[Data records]
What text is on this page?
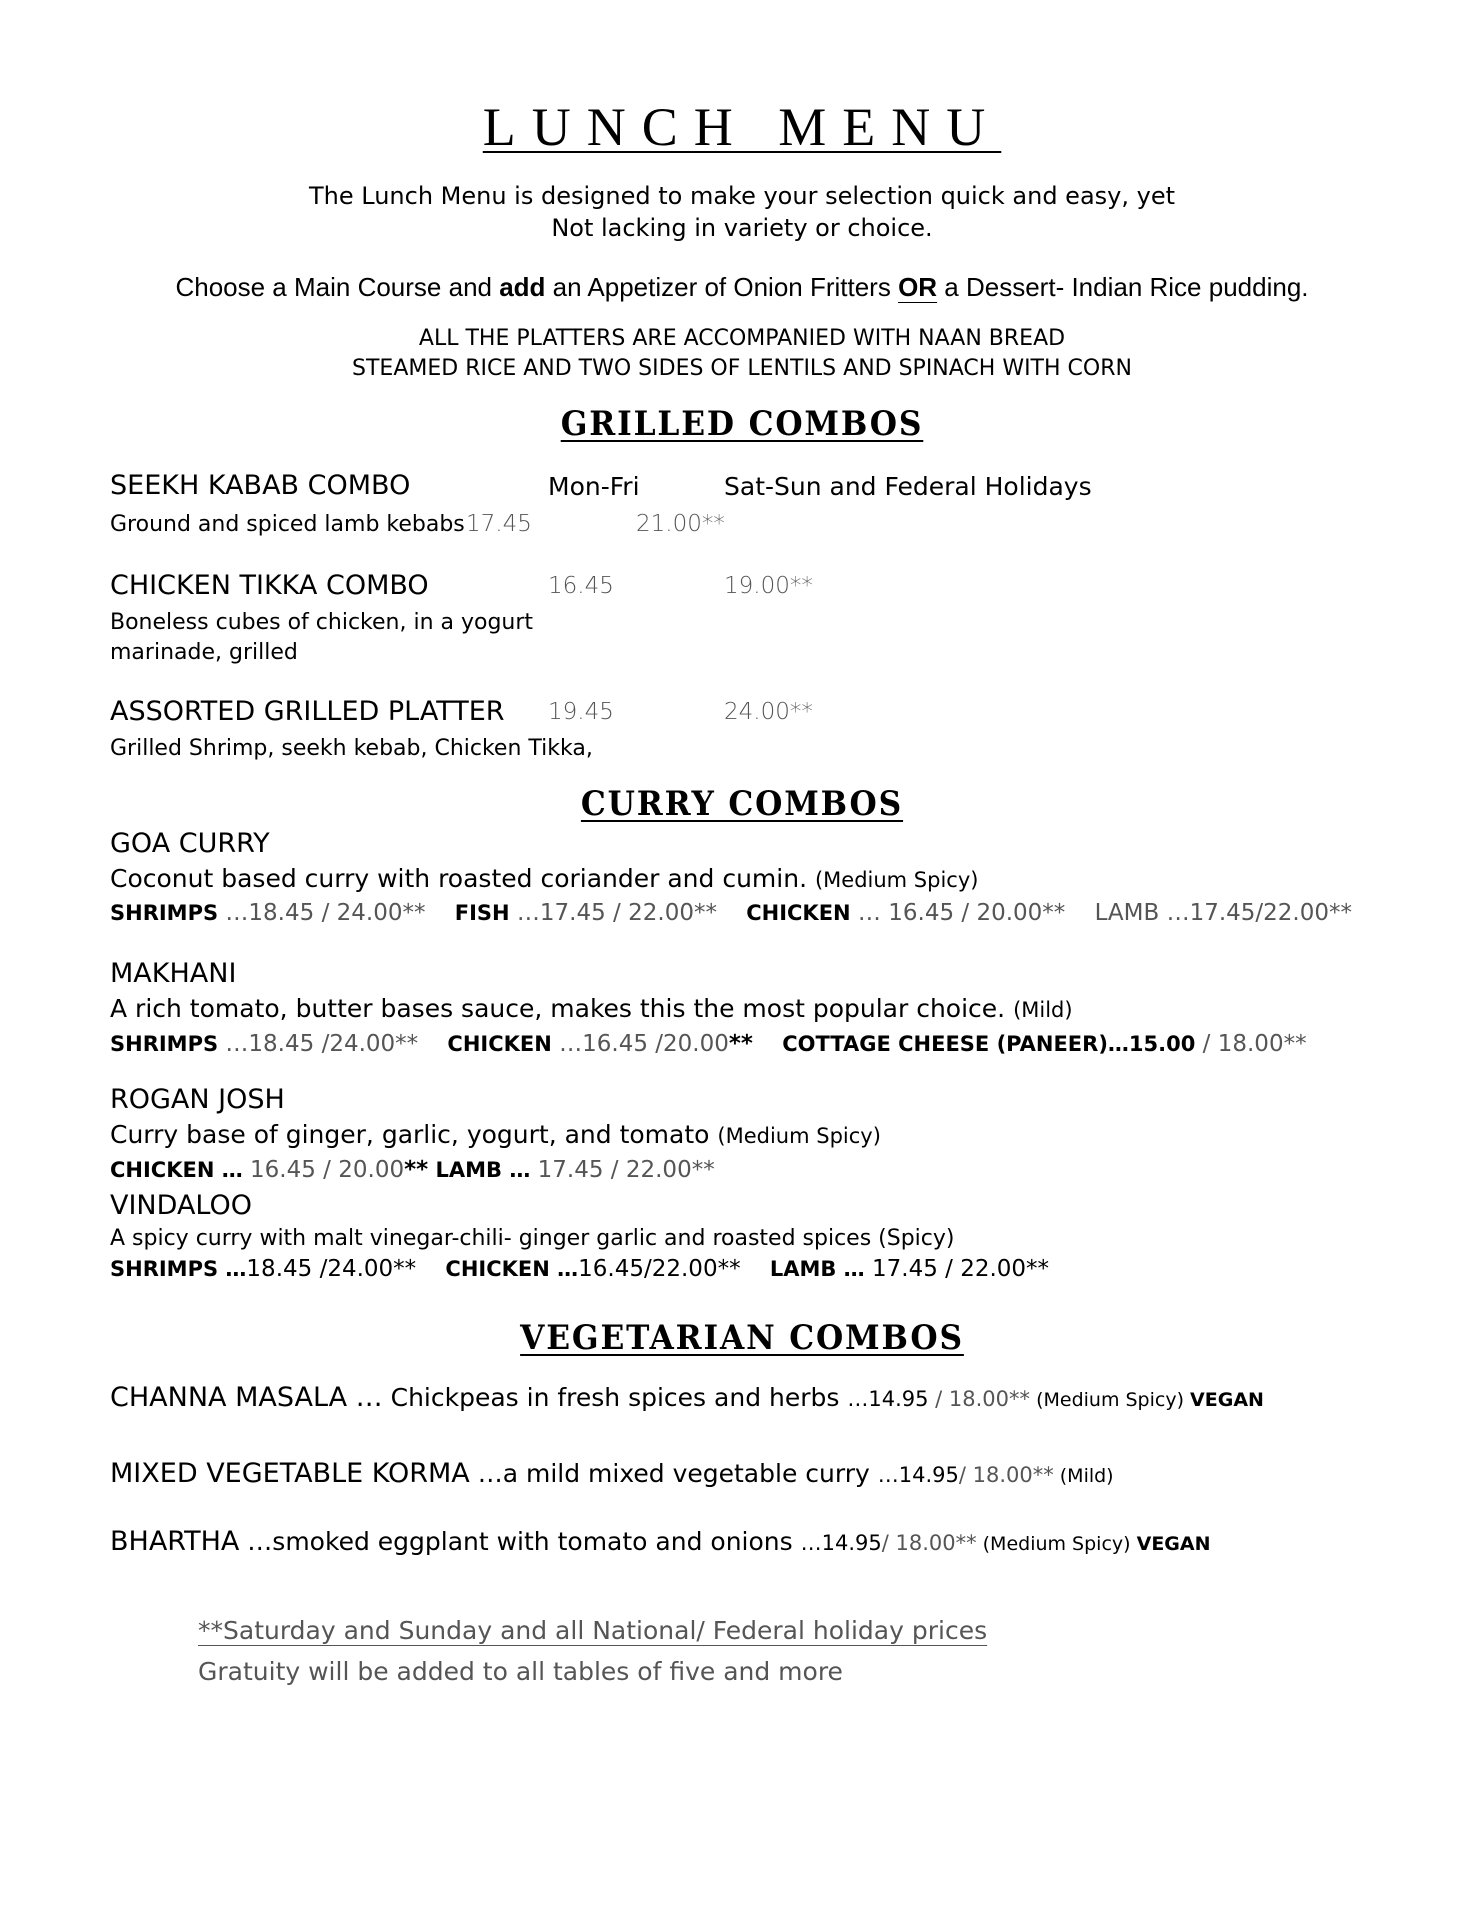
LUNCH MENU
The Lunch Menu is designed to make your selection quick and easy, yet
Not lacking in variety or choice.
Choose a Main Course and add an Appetizer of Onion Fritters OR a Dessert- Indian Rice pudding.
ALL THE PLATTERS ARE ACCOMPANIED WITH NAAN BREAD
STEAMED RICE AND TWO SIDES OF LENTILS AND SPINACH WITH CORN
GRILLED COMBOS
SEEKH KABAB COMBO	Mon-Fri	Sat-Sun and Federal Holidays
Ground and spiced lamb kebabs 17.45	21.00**
CHICKEN TIKKA COMBO	16.45	19.00**
Boneless cubes of chicken, in a yogurt
marinade, grilled
ASSORTED GRILLED PLATTER 19.45	24.00**
Grilled Shrimp, seekh kebab, Chicken Tikka,
CURRY COMBOS
GOA CURRY
Coconut based curry with roasted coriander and cumin. (Medium Spicy)
SHRIMPS …18.45 / 24.00** FISH …17.45 / 22.00** CHICKEN … 16.45 / 20.00** LAMB …17.45/22.00**
MAKHANI
A rich tomato, butter bases sauce, makes this the most popular choice. (Mild)
SHRIMPS …18.45 /24.00** CHICKEN …16.45 /20.00** COTTAGE CHEESE (PANEER)…15.00 / 18.00**
ROGAN JOSH
Curry base of ginger, garlic, yogurt, and tomato (Medium Spicy)
CHICKEN … 16.45 / 20.00** LAMB … 17.45 / 22.00**
VINDALOO
A spicy curry with malt vinegar-chili- ginger garlic and roasted spices (Spicy)
SHRIMPS …18.45 /24.00** CHICKEN …16.45/22.00** LAMB … 17.45 / 22.00**
VEGETARIAN COMBOS
CHANNA MASALA … Chickpeas in fresh spices and herbs …14.95 / 18.00** (Medium Spicy) VEGAN
MIXED VEGETABLE KORMA …a mild mixed vegetable curry …14.95/ 18.00** (Mild)
BHARTHA …smoked eggplant with tomato and onions …14.95/ 18.00** (Medium Spicy) VEGAN
**Saturday and Sunday and all National/ Federal holiday prices
Gratuity will be added to all tables of five and more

- [GOAL] Output all the records, word for word, with no pictures in the copy.

- [ANSWER TO THIS PROBLEM]
What text is on this page?
LUNCH MENU
The Lunch Menu is designed to make your selection quick and easy, yet
Not lacking in variety or choice.
Choose a Main Course and add an Appetizer of Onion Fritters OR a Dessert- Indian Rice pudding.
ALL THE PLATTERS ARE ACCOMPANIED WITH NAAN BREAD
STEAMED RICE AND TWO SIDES OF LENTILS AND SPINACH WITH CORN
GRILLED COMBOS
SEEKH KABAB COMBO	Mon-Fri	Sat-Sun and Federal Holidays
Ground and spiced lamb kebabs 17.45	21.00**
CHICKEN TIKKA COMBO	16.45	19.00**
Boneless cubes of chicken, in a yogurt
marinade, grilled
ASSORTED GRILLED PLATTER 19.45	24.00**
Grilled Shrimp, seekh kebab, Chicken Tikka,
CURRY COMBOS
GOA CURRY
Coconut based curry with roasted coriander and cumin. (Medium Spicy)
SHRIMPS …18.45 / 24.00** FISH …17.45 / 22.00** CHICKEN … 16.45 / 20.00** LAMB …17.45/22.00**
MAKHANI
A rich tomato, butter bases sauce, makes this the most popular choice. (Mild)
SHRIMPS …18.45 /24.00** CHICKEN …16.45 /20.00** COTTAGE CHEESE (PANEER)…15.00 / 18.00**
ROGAN JOSH
Curry base of ginger, garlic, yogurt, and tomato (Medium Spicy)
CHICKEN … 16.45 / 20.00** LAMB … 17.45 / 22.00**
VINDALOO
A spicy curry with malt vinegar-chili- ginger garlic and roasted spices (Spicy)
SHRIMPS …18.45 /24.00** CHICKEN …16.45/22.00** LAMB … 17.45 / 22.00**
VEGETARIAN COMBOS
CHANNA MASALA … Chickpeas in fresh spices and herbs …14.95 / 18.00** (Medium Spicy) VEGAN
MIXED VEGETABLE KORMA …a mild mixed vegetable curry …14.95/ 18.00** (Mild)
BHARTHA …smoked eggplant with tomato and onions …14.95/ 18.00** (Medium Spicy) VEGAN
**Saturday and Sunday and all National/ Federal holiday prices
Gratuity will be added to all tables of five and more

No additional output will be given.